PROBLEM TO SOLVE
In the entries below, find the lines that contain the word "desc" and copy them.
begin TASK INPUTS
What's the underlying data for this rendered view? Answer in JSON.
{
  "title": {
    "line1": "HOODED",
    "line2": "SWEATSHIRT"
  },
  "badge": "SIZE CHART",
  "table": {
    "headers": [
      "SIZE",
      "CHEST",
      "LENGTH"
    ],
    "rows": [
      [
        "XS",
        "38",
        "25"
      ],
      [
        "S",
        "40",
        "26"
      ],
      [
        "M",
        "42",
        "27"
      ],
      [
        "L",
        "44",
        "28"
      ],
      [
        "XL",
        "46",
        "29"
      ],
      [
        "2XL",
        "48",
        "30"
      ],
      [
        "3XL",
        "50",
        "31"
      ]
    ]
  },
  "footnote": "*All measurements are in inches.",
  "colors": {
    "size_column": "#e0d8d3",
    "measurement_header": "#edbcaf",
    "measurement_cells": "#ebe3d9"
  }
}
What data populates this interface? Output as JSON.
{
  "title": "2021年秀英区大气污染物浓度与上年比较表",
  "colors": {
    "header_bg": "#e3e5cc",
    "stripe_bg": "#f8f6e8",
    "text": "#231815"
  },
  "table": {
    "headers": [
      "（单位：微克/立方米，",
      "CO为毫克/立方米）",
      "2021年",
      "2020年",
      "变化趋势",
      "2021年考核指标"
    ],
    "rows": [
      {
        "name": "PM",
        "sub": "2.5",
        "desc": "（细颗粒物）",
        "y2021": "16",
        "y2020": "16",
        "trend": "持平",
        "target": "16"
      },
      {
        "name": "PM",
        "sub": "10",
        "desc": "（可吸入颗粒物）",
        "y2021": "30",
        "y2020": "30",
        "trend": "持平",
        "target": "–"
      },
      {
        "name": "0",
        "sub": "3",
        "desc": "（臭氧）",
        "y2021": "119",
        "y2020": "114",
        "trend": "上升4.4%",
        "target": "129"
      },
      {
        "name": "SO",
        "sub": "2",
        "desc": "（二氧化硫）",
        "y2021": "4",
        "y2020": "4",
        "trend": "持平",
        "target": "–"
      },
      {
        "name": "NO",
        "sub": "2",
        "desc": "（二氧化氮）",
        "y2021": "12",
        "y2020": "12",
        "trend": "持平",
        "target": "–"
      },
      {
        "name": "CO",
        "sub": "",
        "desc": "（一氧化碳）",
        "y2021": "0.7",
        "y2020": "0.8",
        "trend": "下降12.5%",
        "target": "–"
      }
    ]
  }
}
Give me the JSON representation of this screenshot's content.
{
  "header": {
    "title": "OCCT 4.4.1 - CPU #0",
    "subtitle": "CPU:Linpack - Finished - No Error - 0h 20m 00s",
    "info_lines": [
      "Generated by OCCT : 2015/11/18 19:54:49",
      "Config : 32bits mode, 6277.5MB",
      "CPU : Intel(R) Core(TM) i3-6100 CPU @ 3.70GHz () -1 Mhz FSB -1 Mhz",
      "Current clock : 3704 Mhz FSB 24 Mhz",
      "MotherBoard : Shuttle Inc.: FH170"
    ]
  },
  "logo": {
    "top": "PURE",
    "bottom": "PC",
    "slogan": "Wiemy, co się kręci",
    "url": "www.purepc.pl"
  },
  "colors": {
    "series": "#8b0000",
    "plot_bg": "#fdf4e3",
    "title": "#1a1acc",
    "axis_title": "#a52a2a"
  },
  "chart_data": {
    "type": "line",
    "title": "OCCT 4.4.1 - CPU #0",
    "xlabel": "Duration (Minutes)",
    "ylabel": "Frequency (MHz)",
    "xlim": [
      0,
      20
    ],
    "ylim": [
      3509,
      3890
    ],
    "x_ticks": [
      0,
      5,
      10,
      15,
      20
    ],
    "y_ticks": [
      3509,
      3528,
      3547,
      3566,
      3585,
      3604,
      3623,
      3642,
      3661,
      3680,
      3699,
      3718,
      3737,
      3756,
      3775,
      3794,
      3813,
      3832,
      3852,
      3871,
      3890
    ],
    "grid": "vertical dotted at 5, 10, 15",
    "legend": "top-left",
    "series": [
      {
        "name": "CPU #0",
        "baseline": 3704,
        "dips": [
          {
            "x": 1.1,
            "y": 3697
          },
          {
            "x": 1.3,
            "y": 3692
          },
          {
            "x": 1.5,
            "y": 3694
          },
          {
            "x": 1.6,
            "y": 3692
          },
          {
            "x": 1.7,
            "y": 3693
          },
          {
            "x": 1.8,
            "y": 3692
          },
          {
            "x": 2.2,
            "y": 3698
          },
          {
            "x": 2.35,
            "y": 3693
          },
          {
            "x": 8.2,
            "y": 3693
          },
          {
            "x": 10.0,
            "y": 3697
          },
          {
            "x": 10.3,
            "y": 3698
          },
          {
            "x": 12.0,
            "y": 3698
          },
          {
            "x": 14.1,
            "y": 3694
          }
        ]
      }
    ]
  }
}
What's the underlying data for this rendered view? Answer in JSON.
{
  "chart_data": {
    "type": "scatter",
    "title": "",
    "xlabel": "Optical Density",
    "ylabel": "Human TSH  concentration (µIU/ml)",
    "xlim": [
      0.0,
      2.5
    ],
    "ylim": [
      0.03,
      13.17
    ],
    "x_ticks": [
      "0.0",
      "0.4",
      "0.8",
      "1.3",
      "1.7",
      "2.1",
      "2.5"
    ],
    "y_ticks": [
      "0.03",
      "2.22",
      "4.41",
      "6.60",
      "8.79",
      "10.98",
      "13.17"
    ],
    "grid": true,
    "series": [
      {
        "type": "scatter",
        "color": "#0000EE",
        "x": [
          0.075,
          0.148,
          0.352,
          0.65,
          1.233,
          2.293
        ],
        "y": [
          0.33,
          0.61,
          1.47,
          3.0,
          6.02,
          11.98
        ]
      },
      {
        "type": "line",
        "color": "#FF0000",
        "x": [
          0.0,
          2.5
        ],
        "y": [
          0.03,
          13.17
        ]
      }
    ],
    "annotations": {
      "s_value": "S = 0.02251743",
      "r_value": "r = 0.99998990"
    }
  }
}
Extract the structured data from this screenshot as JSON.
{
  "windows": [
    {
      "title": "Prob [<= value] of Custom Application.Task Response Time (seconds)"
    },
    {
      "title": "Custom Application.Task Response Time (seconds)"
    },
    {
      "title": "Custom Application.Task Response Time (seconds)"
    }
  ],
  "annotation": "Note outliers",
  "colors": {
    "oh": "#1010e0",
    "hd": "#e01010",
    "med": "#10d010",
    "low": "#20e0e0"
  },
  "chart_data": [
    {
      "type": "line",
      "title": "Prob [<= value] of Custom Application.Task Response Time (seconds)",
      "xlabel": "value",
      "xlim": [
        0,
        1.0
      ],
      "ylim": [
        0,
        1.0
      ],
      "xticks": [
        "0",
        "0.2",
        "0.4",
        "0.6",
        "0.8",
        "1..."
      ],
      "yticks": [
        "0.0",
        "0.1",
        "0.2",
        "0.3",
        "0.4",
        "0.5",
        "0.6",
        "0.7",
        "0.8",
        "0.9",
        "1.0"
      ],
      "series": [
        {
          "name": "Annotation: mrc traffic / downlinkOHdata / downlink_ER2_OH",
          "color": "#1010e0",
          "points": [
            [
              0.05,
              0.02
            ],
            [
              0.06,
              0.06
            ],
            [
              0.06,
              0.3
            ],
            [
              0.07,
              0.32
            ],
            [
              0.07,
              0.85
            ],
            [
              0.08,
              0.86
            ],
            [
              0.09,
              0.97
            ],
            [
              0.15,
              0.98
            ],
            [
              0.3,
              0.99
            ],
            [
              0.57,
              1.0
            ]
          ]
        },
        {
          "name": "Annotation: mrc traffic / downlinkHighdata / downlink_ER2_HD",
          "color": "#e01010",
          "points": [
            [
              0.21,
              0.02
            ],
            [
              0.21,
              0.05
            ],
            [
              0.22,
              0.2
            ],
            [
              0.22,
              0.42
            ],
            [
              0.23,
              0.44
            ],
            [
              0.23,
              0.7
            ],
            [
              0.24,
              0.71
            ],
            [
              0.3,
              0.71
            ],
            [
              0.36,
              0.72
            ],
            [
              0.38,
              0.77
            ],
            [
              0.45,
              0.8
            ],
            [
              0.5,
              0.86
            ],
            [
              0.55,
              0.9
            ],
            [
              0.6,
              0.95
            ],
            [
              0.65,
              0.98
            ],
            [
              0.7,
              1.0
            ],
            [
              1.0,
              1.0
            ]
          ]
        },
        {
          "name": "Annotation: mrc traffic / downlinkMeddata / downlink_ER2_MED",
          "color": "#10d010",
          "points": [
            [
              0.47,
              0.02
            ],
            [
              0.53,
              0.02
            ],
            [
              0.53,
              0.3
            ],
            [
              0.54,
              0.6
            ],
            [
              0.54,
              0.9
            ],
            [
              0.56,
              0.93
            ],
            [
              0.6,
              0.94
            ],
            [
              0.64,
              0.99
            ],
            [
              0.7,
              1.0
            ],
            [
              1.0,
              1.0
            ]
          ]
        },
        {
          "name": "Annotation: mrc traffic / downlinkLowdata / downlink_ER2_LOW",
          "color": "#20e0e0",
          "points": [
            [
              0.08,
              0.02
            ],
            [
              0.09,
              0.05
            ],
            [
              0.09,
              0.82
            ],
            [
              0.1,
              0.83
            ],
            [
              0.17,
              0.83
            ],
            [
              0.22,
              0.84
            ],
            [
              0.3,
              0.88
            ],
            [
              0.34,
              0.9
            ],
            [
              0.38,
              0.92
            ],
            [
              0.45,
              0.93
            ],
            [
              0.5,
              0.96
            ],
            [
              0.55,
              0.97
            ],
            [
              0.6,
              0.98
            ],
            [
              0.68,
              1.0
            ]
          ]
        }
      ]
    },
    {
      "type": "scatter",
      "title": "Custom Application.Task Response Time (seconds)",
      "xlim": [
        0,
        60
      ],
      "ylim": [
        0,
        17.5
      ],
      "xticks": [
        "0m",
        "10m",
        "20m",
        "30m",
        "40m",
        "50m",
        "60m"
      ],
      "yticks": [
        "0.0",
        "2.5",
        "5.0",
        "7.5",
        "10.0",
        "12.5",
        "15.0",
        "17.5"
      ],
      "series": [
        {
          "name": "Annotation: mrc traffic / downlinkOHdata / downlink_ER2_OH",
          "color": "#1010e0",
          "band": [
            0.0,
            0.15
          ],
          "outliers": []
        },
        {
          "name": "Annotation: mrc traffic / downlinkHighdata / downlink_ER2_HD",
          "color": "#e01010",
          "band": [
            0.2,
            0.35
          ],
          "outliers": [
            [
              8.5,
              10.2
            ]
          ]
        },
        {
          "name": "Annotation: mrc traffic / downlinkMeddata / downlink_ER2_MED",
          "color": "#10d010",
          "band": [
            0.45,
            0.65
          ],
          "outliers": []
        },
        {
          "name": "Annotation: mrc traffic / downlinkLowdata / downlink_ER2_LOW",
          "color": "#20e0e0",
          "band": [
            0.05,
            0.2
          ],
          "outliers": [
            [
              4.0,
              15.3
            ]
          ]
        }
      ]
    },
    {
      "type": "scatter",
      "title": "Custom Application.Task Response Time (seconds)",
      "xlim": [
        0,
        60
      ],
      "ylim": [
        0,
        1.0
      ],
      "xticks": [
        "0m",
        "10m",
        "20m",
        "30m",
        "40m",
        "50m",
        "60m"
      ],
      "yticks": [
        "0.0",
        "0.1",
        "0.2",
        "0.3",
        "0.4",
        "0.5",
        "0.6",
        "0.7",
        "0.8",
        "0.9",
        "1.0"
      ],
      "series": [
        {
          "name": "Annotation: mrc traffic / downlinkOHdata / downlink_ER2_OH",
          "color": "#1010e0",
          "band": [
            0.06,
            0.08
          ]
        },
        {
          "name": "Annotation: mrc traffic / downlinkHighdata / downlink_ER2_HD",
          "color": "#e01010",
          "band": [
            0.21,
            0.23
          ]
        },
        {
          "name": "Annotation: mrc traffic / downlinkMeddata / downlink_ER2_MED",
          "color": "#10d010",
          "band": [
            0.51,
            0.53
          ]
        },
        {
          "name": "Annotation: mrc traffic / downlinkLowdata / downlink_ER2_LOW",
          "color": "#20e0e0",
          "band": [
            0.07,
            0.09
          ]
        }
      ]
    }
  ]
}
end TASK INPUTS
RESPONSE TO THE TASK
        "desc": "（细颗粒物）",
        "desc": "（可吸入颗粒物）",
        "desc": "（臭氧）",
        "desc": "（二氧化硫）",
        "desc": "（二氧化氮）",
        "desc": "（一氧化碳）",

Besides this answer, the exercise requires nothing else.